**Your objective:**
Find the word "следующей" in the records below. List each line containing it.

[Dataset items]
════════════════

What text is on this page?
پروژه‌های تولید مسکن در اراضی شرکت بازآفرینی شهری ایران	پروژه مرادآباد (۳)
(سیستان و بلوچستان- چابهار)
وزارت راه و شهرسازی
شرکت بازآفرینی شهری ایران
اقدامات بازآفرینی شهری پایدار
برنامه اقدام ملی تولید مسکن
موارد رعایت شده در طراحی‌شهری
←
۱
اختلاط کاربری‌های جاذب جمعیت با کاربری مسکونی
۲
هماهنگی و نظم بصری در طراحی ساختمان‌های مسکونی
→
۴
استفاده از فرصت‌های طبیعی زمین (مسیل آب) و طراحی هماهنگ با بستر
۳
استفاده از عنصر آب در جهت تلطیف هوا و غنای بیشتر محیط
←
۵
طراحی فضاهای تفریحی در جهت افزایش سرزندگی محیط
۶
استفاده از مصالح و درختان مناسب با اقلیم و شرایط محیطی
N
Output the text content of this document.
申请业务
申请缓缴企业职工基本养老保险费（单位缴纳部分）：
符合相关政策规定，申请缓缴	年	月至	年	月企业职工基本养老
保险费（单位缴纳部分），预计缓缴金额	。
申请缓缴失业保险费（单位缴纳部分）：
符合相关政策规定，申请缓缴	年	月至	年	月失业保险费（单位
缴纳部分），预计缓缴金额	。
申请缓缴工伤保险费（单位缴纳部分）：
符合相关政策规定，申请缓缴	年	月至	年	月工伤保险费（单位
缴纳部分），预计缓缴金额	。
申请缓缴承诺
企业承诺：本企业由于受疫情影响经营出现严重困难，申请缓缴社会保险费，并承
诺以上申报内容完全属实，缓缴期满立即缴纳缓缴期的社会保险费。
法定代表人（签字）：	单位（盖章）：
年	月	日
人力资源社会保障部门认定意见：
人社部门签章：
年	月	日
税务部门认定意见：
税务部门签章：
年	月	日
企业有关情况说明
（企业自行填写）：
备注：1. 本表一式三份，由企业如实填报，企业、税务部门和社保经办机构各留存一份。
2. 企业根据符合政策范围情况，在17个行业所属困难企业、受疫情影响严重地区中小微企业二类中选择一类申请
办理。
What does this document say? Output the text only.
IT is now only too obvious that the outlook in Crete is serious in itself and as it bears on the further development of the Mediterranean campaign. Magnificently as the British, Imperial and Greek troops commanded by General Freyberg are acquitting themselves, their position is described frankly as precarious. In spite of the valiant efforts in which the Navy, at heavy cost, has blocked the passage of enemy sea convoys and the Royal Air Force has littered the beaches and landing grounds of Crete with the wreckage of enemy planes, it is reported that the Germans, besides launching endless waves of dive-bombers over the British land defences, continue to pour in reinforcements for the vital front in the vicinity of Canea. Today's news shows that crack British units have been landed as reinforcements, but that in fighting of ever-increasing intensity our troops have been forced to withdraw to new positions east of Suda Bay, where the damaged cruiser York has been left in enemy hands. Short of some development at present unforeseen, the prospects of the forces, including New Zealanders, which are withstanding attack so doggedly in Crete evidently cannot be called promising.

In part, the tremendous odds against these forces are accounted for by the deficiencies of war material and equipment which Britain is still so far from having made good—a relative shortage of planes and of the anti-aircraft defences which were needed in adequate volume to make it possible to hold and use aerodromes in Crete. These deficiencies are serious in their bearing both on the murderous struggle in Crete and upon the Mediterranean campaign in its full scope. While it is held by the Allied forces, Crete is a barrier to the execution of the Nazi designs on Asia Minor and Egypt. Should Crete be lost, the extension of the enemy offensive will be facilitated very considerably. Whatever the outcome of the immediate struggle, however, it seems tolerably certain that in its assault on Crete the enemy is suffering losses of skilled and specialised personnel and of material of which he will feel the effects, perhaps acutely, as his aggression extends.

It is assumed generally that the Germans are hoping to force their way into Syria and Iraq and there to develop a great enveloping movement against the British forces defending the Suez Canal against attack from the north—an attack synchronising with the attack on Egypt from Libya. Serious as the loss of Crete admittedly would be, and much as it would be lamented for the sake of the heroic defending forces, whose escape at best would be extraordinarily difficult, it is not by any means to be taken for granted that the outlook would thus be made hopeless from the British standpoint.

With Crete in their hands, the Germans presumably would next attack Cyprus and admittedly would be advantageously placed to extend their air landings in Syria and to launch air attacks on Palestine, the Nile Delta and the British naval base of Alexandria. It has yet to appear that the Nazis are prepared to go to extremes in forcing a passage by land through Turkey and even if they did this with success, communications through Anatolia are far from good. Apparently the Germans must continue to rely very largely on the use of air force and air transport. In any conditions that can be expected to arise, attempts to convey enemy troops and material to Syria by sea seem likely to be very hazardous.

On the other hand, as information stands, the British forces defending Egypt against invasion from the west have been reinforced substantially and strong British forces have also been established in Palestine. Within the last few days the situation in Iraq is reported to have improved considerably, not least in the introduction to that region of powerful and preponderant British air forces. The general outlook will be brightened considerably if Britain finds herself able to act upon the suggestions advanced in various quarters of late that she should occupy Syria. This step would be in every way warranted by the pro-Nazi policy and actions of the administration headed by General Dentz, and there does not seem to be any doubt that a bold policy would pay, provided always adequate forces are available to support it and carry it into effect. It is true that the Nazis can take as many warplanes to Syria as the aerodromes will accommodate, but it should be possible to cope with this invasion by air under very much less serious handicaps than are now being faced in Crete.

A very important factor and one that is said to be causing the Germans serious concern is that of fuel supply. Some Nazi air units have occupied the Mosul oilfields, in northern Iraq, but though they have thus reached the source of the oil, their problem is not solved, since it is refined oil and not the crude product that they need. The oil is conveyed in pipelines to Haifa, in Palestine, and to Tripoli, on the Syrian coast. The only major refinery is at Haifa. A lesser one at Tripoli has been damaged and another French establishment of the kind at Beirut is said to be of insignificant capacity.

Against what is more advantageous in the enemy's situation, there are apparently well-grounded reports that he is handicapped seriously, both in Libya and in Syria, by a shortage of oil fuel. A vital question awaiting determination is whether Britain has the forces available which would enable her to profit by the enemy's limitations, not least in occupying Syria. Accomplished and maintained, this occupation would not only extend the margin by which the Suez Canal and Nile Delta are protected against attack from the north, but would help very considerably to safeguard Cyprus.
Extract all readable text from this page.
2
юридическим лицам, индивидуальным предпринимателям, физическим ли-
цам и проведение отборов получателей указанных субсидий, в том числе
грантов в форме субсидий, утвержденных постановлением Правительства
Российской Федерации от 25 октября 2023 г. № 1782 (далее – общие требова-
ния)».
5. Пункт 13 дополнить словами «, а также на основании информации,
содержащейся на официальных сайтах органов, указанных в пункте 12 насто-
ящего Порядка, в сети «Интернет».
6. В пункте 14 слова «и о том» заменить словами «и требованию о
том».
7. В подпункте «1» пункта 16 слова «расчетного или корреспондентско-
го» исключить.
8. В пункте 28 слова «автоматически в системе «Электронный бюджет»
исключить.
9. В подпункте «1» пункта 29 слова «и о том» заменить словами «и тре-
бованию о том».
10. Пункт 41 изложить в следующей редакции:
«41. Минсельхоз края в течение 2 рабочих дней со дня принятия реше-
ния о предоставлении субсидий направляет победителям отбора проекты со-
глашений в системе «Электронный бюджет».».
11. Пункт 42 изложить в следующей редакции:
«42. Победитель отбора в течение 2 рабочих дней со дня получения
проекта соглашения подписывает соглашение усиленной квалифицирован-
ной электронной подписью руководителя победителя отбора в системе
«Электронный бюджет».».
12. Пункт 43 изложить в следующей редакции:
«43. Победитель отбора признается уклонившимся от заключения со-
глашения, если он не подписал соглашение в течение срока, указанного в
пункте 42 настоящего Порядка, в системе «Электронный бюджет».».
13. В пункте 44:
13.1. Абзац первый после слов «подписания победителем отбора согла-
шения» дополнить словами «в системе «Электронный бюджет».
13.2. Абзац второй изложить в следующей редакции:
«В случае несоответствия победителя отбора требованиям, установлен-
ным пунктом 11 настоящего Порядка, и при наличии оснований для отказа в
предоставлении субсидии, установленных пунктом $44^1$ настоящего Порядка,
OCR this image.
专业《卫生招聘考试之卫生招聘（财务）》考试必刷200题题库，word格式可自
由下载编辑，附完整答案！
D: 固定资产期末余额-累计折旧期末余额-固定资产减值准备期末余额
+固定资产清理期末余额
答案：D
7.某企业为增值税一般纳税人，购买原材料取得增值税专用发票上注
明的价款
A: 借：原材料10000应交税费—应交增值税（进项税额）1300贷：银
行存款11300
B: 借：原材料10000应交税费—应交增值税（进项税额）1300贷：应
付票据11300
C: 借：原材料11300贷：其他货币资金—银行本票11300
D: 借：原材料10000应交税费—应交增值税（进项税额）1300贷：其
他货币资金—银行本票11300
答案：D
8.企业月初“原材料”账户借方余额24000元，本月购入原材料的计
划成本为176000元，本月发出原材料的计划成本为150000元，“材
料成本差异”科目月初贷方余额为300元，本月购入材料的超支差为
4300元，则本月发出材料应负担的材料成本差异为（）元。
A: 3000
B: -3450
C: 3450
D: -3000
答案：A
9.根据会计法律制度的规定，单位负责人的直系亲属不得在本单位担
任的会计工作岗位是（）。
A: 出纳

════════════════

**The result:**
10. Пункт 41 изложить в следующей редакции:
11. Пункт 42 изложить в следующей редакции:
12. Пункт 43 изложить в следующей редакции:
13.2. Абзац второй изложить в следующей редакции:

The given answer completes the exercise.